● **Task instructions**: Copy the rows below word for word, leaving out the pictures.

-- Begin Dataset rows --

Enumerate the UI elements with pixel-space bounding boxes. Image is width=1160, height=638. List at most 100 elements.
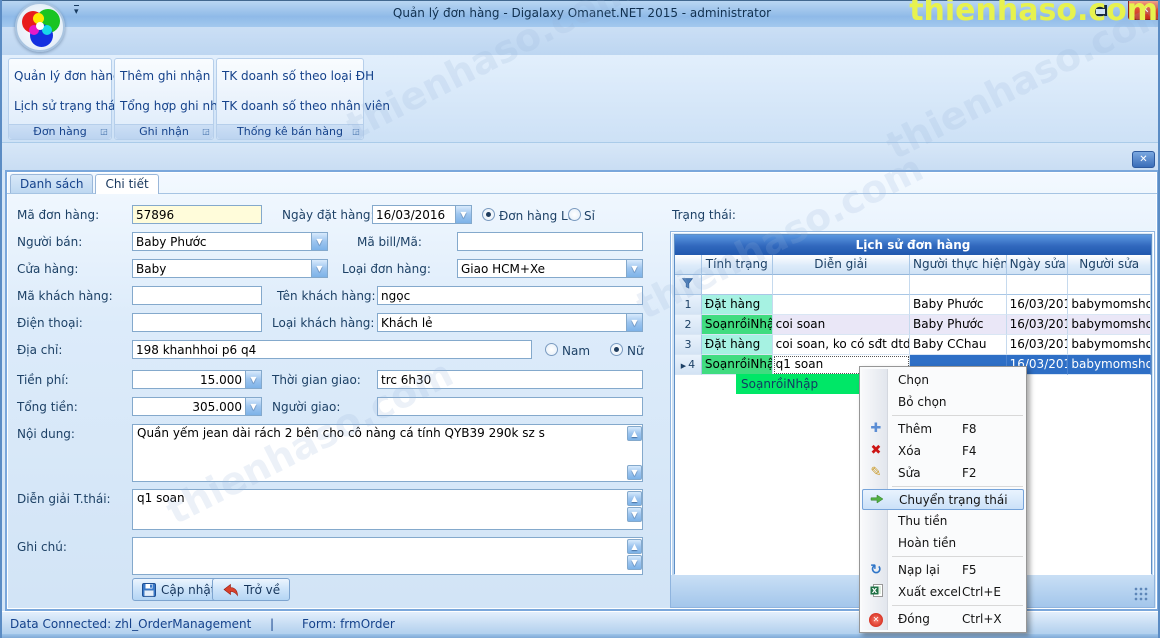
menu-item-bo-chon[interactable]: Bỏ chọn [862, 391, 1024, 413]
status-note-textarea[interactable]: q1 soan [132, 489, 643, 530]
column-header-dien-giai[interactable]: Diễn giải [773, 255, 910, 275]
content-textarea[interactable]: Quần yếm jean dài rách 2 bên cho cô nàng… [132, 424, 643, 482]
cell-desc[interactable]: coi soan, ko có sđt dtd c... [773, 335, 910, 355]
chevron-down-icon[interactable]: ▼ [311, 233, 327, 250]
app-menu-button[interactable] [15, 2, 65, 52]
chevron-down-icon[interactable]: ▼ [626, 260, 642, 277]
label-ngay-dat-hang: Ngày đặt hàng: [282, 208, 375, 222]
menu-item-hoan-tien[interactable]: Hoàn tiền [862, 532, 1024, 554]
menu-separator [892, 556, 1023, 557]
cell-editor[interactable]: babymomshop [1068, 335, 1151, 355]
cell-user[interactable]: Baby Phước [910, 295, 1007, 315]
chevron-down-icon[interactable]: ▼ [626, 314, 642, 331]
filter-cell[interactable] [702, 275, 773, 295]
chevron-down-icon[interactable]: ▼ [245, 371, 261, 388]
filter-cell[interactable] [1007, 275, 1069, 295]
order-type-combo[interactable]: Giao HCM+Xe ▼ [457, 259, 643, 278]
menu-item-chuyen-trang-thai[interactable]: Chuyển trạng thái [862, 489, 1024, 510]
order-id-input[interactable] [132, 205, 262, 224]
dialog-launcher-icon[interactable]: ◲ [351, 127, 361, 137]
scroll-down-icon[interactable]: ▼ [627, 507, 642, 522]
scroll-down-icon[interactable]: ▼ [627, 555, 642, 570]
cell-date[interactable]: 16/03/2016 [1007, 335, 1069, 355]
row-number: 3 [675, 335, 702, 355]
deliverer-input[interactable] [377, 397, 643, 416]
chevron-down-icon[interactable]: ▼ [245, 398, 261, 415]
order-date-picker[interactable]: 16/03/2016 ▼ [372, 205, 472, 224]
phone-input[interactable] [132, 313, 262, 332]
menu-item-thu-tien[interactable]: Thu tiền [862, 510, 1024, 532]
back-button[interactable]: Trở về [212, 578, 290, 601]
column-header-nguoi-thuc-hien[interactable]: Người thực hiện [910, 255, 1007, 275]
cell-editor[interactable]: babymomshop [1068, 315, 1151, 335]
resize-grip[interactable] [1134, 587, 1148, 601]
menu-item-xuat-excel[interactable]: X Xuất excelCtrl+E [862, 581, 1024, 603]
maximize-icon[interactable] [1094, 5, 1107, 16]
notes-textarea[interactable] [132, 537, 643, 575]
ribbon-item-tk-doanh-so-loai-dh[interactable]: TK doanh số theo loại ĐH [222, 69, 374, 83]
customer-id-input[interactable] [132, 286, 262, 305]
customer-name-input[interactable] [377, 286, 643, 305]
chevron-down-icon[interactable]: ▼ [455, 206, 471, 223]
cell-status[interactable]: SoạnrồiNhập [702, 355, 773, 375]
cell-status[interactable]: Đặt hàng [702, 295, 773, 315]
cell-user[interactable]: Baby Phước [910, 315, 1007, 335]
scroll-up-icon[interactable]: ▲ [627, 491, 642, 506]
radio-don-hang-le[interactable] [482, 208, 495, 221]
tab-chi-tiet[interactable]: Chi tiết [95, 174, 158, 194]
cell-user[interactable]: Baby CChau [910, 335, 1007, 355]
fee-spinner[interactable]: 15.000 ▼ [132, 370, 262, 389]
tab-danh-sach[interactable]: Danh sách [10, 174, 93, 193]
cell-date[interactable]: 16/03/2016 [1007, 295, 1069, 315]
cell-status[interactable]: SoạnrồiNhập [702, 315, 773, 335]
column-header-nguoi-sua[interactable]: Người sửa [1068, 255, 1151, 275]
cell-editor[interactable]: babymomshop [1068, 295, 1151, 315]
menu-item-xoa[interactable]: ✖ XóaF4 [862, 440, 1024, 462]
dialog-launcher-icon[interactable]: ◲ [99, 127, 109, 137]
radio-si[interactable] [568, 208, 581, 221]
close-document-icon[interactable]: ✕ [1132, 151, 1155, 168]
bill-code-input[interactable] [457, 232, 643, 251]
delete-icon: ✖ [866, 444, 886, 458]
ribbon-item-lich-su-trang-thai[interactable]: Lịch sử trạng thái [14, 99, 119, 113]
scroll-up-icon[interactable]: ▲ [627, 539, 642, 554]
chevron-down-icon[interactable]: ▼ [311, 260, 327, 277]
delivery-time-input[interactable] [377, 370, 643, 389]
cell-status[interactable]: Đặt hàng [702, 335, 773, 355]
radio-nu[interactable] [610, 343, 623, 356]
scroll-down-icon[interactable]: ▼ [627, 465, 642, 480]
radio-label-don-hang-le: Đơn hàng Lẻ [499, 209, 575, 223]
column-header-tinh-trang[interactable]: Tính trạng [702, 255, 773, 275]
store-combo[interactable]: Baby ▼ [132, 259, 328, 278]
dialog-launcher-icon[interactable]: ◲ [201, 127, 211, 137]
ribbon-item-tk-doanh-so-nhan-vien[interactable]: TK doanh số theo nhân viên [222, 99, 390, 113]
menu-item-them[interactable]: ✚ ThêmF8 [862, 418, 1024, 440]
ribbon-item-quan-ly-don-hang[interactable]: Quản lý đơn hàng [14, 69, 121, 83]
cell-editor[interactable]: babymomshop [1068, 355, 1151, 375]
column-header-ngay-sua[interactable]: Ngày sửa [1007, 255, 1069, 275]
cell-desc[interactable]: coi soan [773, 315, 910, 335]
total-spinner[interactable]: 305.000 ▼ [132, 397, 262, 416]
customer-type-combo[interactable]: Khách lẻ ▼ [377, 313, 643, 332]
menu-item-chon[interactable]: Chọn [862, 369, 1024, 391]
ribbon-item-them-ghi-nhan[interactable]: Thêm ghi nhận [120, 69, 210, 83]
close-button[interactable]: ✕ [1128, 1, 1160, 20]
radio-nam[interactable] [545, 343, 558, 356]
filter-cell[interactable] [910, 275, 1007, 295]
label-nguoi-ban: Người bán: [17, 235, 82, 249]
filter-cell[interactable] [773, 275, 910, 295]
menu-item-dong[interactable]: ✕ ĐóngCtrl+X [862, 608, 1024, 630]
quick-access-dropdown-icon[interactable]: ▾ [74, 5, 79, 17]
seller-combo[interactable]: Baby Phước ▼ [132, 232, 328, 251]
table-row[interactable]: 2 SoạnrồiNhập coi soan Baby Phước 16/03/… [675, 315, 1151, 335]
menu-item-sua[interactable]: ✎ SửaF2 [862, 462, 1024, 484]
filter-cell[interactable] [1068, 275, 1151, 295]
table-row[interactable]: 1 Đặt hàng Baby Phước 16/03/2016 babymom… [675, 295, 1151, 315]
cell-date[interactable]: 16/03/2016 [1007, 315, 1069, 335]
scroll-up-icon[interactable]: ▲ [627, 426, 642, 441]
shortcut-label: F5 [962, 563, 977, 577]
address-input[interactable] [132, 340, 532, 359]
cell-desc[interactable] [773, 295, 910, 315]
table-row[interactable]: 3 Đặt hàng coi soan, ko có sđt dtd c... … [675, 335, 1151, 355]
menu-item-nap-lai[interactable]: ↻ Nạp lạiF5 [862, 559, 1024, 581]
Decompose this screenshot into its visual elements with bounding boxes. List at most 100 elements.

-- End Dataset rows --

● **Result**:
Enumerate the UI elements with pixel-space bounding boxes. Image is width=1160, height=638. List at most 100 elements.
menu-item-bo-chon[interactable]: Bỏ chọn [862, 391, 1024, 413]
status-note-textarea[interactable]: q1 soan [132, 489, 643, 530]
column-header-dien-giai[interactable]: Diễn giải [773, 255, 910, 275]
content-textarea[interactable]: Quần yếm jean dài rách 2 bên cho cô nàng… [132, 424, 643, 482]
cell-desc[interactable]: coi soan, ko có sđt dtd c... [773, 335, 910, 355]
chevron-down-icon[interactable]: ▼ [311, 233, 327, 250]
app-menu-button[interactable] [15, 2, 65, 52]
chevron-down-icon[interactable]: ▼ [626, 260, 642, 277]
label-ngay-dat-hang: Ngày đặt hàng: [282, 208, 375, 222]
menu-item-hoan-tien[interactable]: Hoàn tiền [862, 532, 1024, 554]
menu-separator [892, 556, 1023, 557]
cell-editor[interactable]: babymomshop [1068, 335, 1151, 355]
cell-user[interactable]: Baby Phước [910, 295, 1007, 315]
chevron-down-icon[interactable]: ▼ [626, 314, 642, 331]
filter-cell[interactable] [702, 275, 773, 295]
chevron-down-icon[interactable]: ▼ [245, 371, 261, 388]
filter-cell[interactable] [1007, 275, 1069, 295]
order-type-combo[interactable]: Giao HCM+Xe ▼ [457, 259, 643, 278]
menu-item-chuyen-trang-thai[interactable]: Chuyển trạng thái [862, 489, 1024, 510]
order-id-input[interactable] [132, 205, 262, 224]
dialog-launcher-icon[interactable]: ◲ [351, 127, 361, 137]
scroll-down-icon[interactable]: ▼ [627, 507, 642, 522]
scroll-down-icon[interactable]: ▼ [627, 555, 642, 570]
cell-date[interactable]: 16/03/2016 [1007, 335, 1069, 355]
row-number: 3 [675, 335, 702, 355]
deliverer-input[interactable] [377, 397, 643, 416]
chevron-down-icon[interactable]: ▼ [245, 398, 261, 415]
order-date-picker[interactable]: 16/03/2016 ▼ [372, 205, 472, 224]
phone-input[interactable] [132, 313, 262, 332]
menu-item-thu-tien[interactable]: Thu tiền [862, 510, 1024, 532]
back-button[interactable]: Trở về [212, 578, 290, 601]
column-header-nguoi-thuc-hien[interactable]: Người thực hiện [910, 255, 1007, 275]
cell-editor[interactable]: babymomshop [1068, 315, 1151, 335]
resize-grip[interactable] [1134, 587, 1148, 601]
menu-item-xuat-excel[interactable]: X Xuất excelCtrl+E [862, 581, 1024, 603]
maximize-icon[interactable] [1094, 5, 1107, 16]
notes-textarea[interactable] [132, 537, 643, 575]
ribbon-item-tk-doanh-so-loai-dh[interactable]: TK doanh số theo loại ĐH [222, 69, 374, 83]
customer-id-input[interactable] [132, 286, 262, 305]
customer-name-input[interactable] [377, 286, 643, 305]
chevron-down-icon[interactable]: ▼ [455, 206, 471, 223]
cell-status[interactable]: SoạnrồiNhập [702, 355, 773, 375]
cell-status[interactable]: Đặt hàng [702, 295, 773, 315]
cell-user[interactable]: Baby Phước [910, 315, 1007, 335]
scroll-up-icon[interactable]: ▲ [627, 491, 642, 506]
radio-don-hang-le[interactable] [482, 208, 495, 221]
tab-chi-tiet[interactable]: Chi tiết [95, 174, 158, 194]
cell-user[interactable]: Baby CChau [910, 335, 1007, 355]
fee-spinner[interactable]: 15.000 ▼ [132, 370, 262, 389]
tab-danh-sach[interactable]: Danh sách [10, 174, 93, 193]
cell-date[interactable]: 16/03/2016 [1007, 295, 1069, 315]
cell-status[interactable]: SoạnrồiNhập [702, 315, 773, 335]
column-header-nguoi-sua[interactable]: Người sửa [1068, 255, 1151, 275]
cell-editor[interactable]: babymomshop [1068, 295, 1151, 315]
menu-item-xoa[interactable]: ✖ XóaF4 [862, 440, 1024, 462]
dialog-launcher-icon[interactable]: ◲ [99, 127, 109, 137]
radio-si[interactable] [568, 208, 581, 221]
close-document-icon[interactable]: ✕ [1132, 151, 1155, 168]
bill-code-input[interactable] [457, 232, 643, 251]
delete-icon: ✖ [866, 444, 886, 458]
ribbon-item-lich-su-trang-thai[interactable]: Lịch sử trạng thái [14, 99, 119, 113]
scroll-up-icon[interactable]: ▲ [627, 539, 642, 554]
chevron-down-icon[interactable]: ▼ [311, 260, 327, 277]
delivery-time-input[interactable] [377, 370, 643, 389]
cell-status[interactable]: Đặt hàng [702, 335, 773, 355]
radio-nu[interactable] [610, 343, 623, 356]
scroll-down-icon[interactable]: ▼ [627, 465, 642, 480]
radio-label-don-hang-le: Đơn hàng Lẻ [499, 209, 575, 223]
column-header-tinh-trang[interactable]: Tính trạng [702, 255, 773, 275]
store-combo[interactable]: Baby ▼ [132, 259, 328, 278]
dialog-launcher-icon[interactable]: ◲ [201, 127, 211, 137]
ribbon-item-tk-doanh-so-nhan-vien[interactable]: TK doanh số theo nhân viên [222, 99, 390, 113]
menu-item-them[interactable]: ✚ ThêmF8 [862, 418, 1024, 440]
ribbon-item-quan-ly-don-hang[interactable]: Quản lý đơn hàng [14, 69, 121, 83]
cell-editor[interactable]: babymomshop [1068, 355, 1151, 375]
column-header-ngay-sua[interactable]: Ngày sửa [1007, 255, 1069, 275]
cell-desc[interactable]: coi soan [773, 315, 910, 335]
total-spinner[interactable]: 305.000 ▼ [132, 397, 262, 416]
customer-type-combo[interactable]: Khách lẻ ▼ [377, 313, 643, 332]
menu-item-chon[interactable]: Chọn [862, 369, 1024, 391]
ribbon-item-them-ghi-nhan[interactable]: Thêm ghi nhận [120, 69, 210, 83]
close-button[interactable]: ✕ [1128, 1, 1160, 20]
radio-nam[interactable] [545, 343, 558, 356]
filter-cell[interactable] [910, 275, 1007, 295]
label-nguoi-ban: Người bán: [17, 235, 82, 249]
filter-cell[interactable] [773, 275, 910, 295]
menu-item-dong[interactable]: ✕ ĐóngCtrl+X [862, 608, 1024, 630]
quick-access-dropdown-icon[interactable]: ▾ [74, 5, 79, 17]
seller-combo[interactable]: Baby Phước ▼ [132, 232, 328, 251]
table-row[interactable]: 2 SoạnrồiNhập coi soan Baby Phước 16/03/… [675, 315, 1151, 335]
menu-item-sua[interactable]: ✎ SửaF2 [862, 462, 1024, 484]
filter-cell[interactable] [1068, 275, 1151, 295]
table-row[interactable]: 1 Đặt hàng Baby Phước 16/03/2016 babymom… [675, 295, 1151, 315]
cell-date[interactable]: 16/03/2016 [1007, 315, 1069, 335]
scroll-up-icon[interactable]: ▲ [627, 426, 642, 441]
shortcut-label: F5 [962, 563, 977, 577]
address-input[interactable] [132, 340, 532, 359]
cell-desc[interactable] [773, 295, 910, 315]
table-row[interactable]: 3 Đặt hàng coi soan, ko có sđt dtd c... … [675, 335, 1151, 355]
menu-item-nap-lai[interactable]: ↻ Nạp lạiF5 [862, 559, 1024, 581]
Decompose this screenshot into its visual elements with bounding boxes. List at most 100 elements.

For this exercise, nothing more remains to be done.